▸ **Data shown**:
=====

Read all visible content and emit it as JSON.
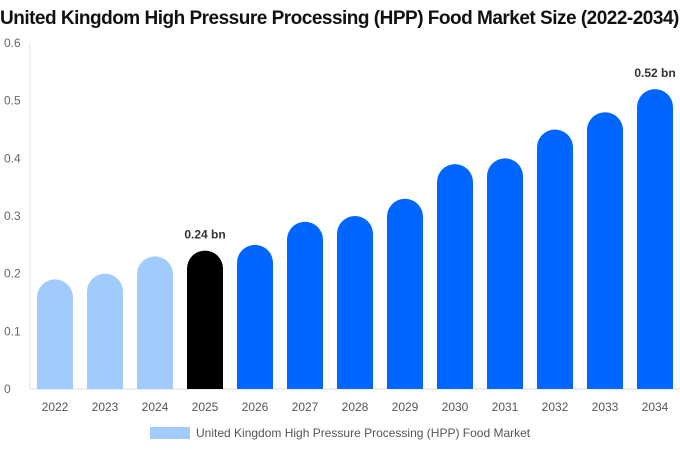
{
  "chart_data": {
    "type": "bar",
    "title": "United Kingdom High Pressure Processing (HPP) Food Market Size (2022-2034)",
    "categories": [
      "2022",
      "2023",
      "2024",
      "2025",
      "2026",
      "2027",
      "2028",
      "2029",
      "2030",
      "2031",
      "2032",
      "2033",
      "2034"
    ],
    "series": [
      {
        "name": "United Kingdom High Pressure Processing (HPP) Food Market",
        "values": [
          0.19,
          0.2,
          0.23,
          0.24,
          0.25,
          0.29,
          0.3,
          0.33,
          0.39,
          0.4,
          0.45,
          0.48,
          0.52
        ]
      }
    ],
    "data_labels": {
      "3": "0.24 bn",
      "12": "0.52 bn"
    },
    "yticks": [
      "0",
      "0.1",
      "0.2",
      "0.3",
      "0.4",
      "0.5",
      "0.6"
    ],
    "ylim": [
      0,
      0.6
    ],
    "grid": false,
    "legend_position": "bottom",
    "colors": {
      "historical": "#a0cbfc",
      "current": "#000000",
      "forecast": "#0066ff"
    }
  }
}
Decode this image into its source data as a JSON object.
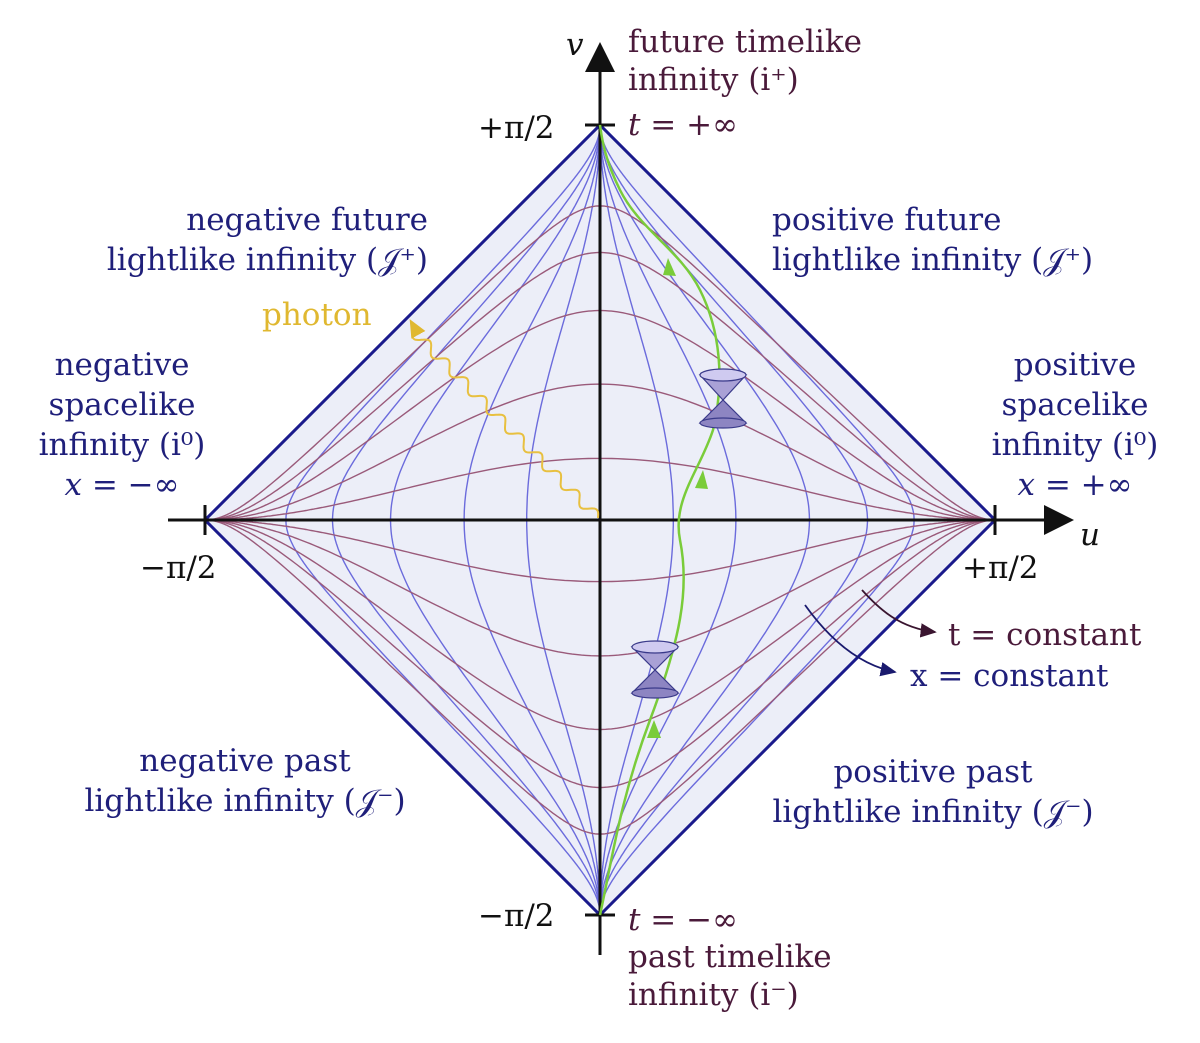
{
  "axes": {
    "v_label": "v",
    "u_label": "u",
    "v_top_tick": "+π/2",
    "v_bottom_tick": "−π/2",
    "u_left_tick": "−π/2",
    "u_right_tick": "+π/2"
  },
  "labels": {
    "future_timelike": [
      "future timelike",
      "infinity (i⁺)",
      "t = +∞"
    ],
    "past_timelike": [
      "t = −∞",
      "past timelike",
      "infinity (i⁻)"
    ],
    "neg_future_lightlike": [
      "negative future",
      "lightlike infinity (𝒥⁺)"
    ],
    "pos_future_lightlike": [
      "positive future",
      "lightlike infinity (𝒥⁺)"
    ],
    "neg_past_lightlike": [
      "negative past",
      "lightlike infinity (𝒥⁻)"
    ],
    "pos_past_lightlike": [
      "positive past",
      "lightlike infinity (𝒥⁻)"
    ],
    "neg_spacelike": [
      "negative",
      "spacelike",
      "infinity (i⁰)",
      "x = −∞"
    ],
    "pos_spacelike": [
      "positive",
      "spacelike",
      "infinity (i⁰)",
      "x = +∞"
    ],
    "photon": "photon",
    "t_constant": "t = constant",
    "x_constant": "x = constant"
  },
  "colors": {
    "boundary": "#1a1a8c",
    "fill": "#eceef8",
    "x_const_curves": "#6b6bdc",
    "t_const_curves": "#9a5a7a",
    "worldline": "#7acc3a",
    "photon": "#e8c040",
    "cone": "#9e96cc"
  }
}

=====

▸ **To do**:
From the listing above, pick out every line containing "United".

▸ **Final answer**:
    "title": "United Kingdom High Pressure Processing (HPP) Food Market Size (2022-2034)",
        "name": "United Kingdom High Pressure Processing (HPP) Food Market",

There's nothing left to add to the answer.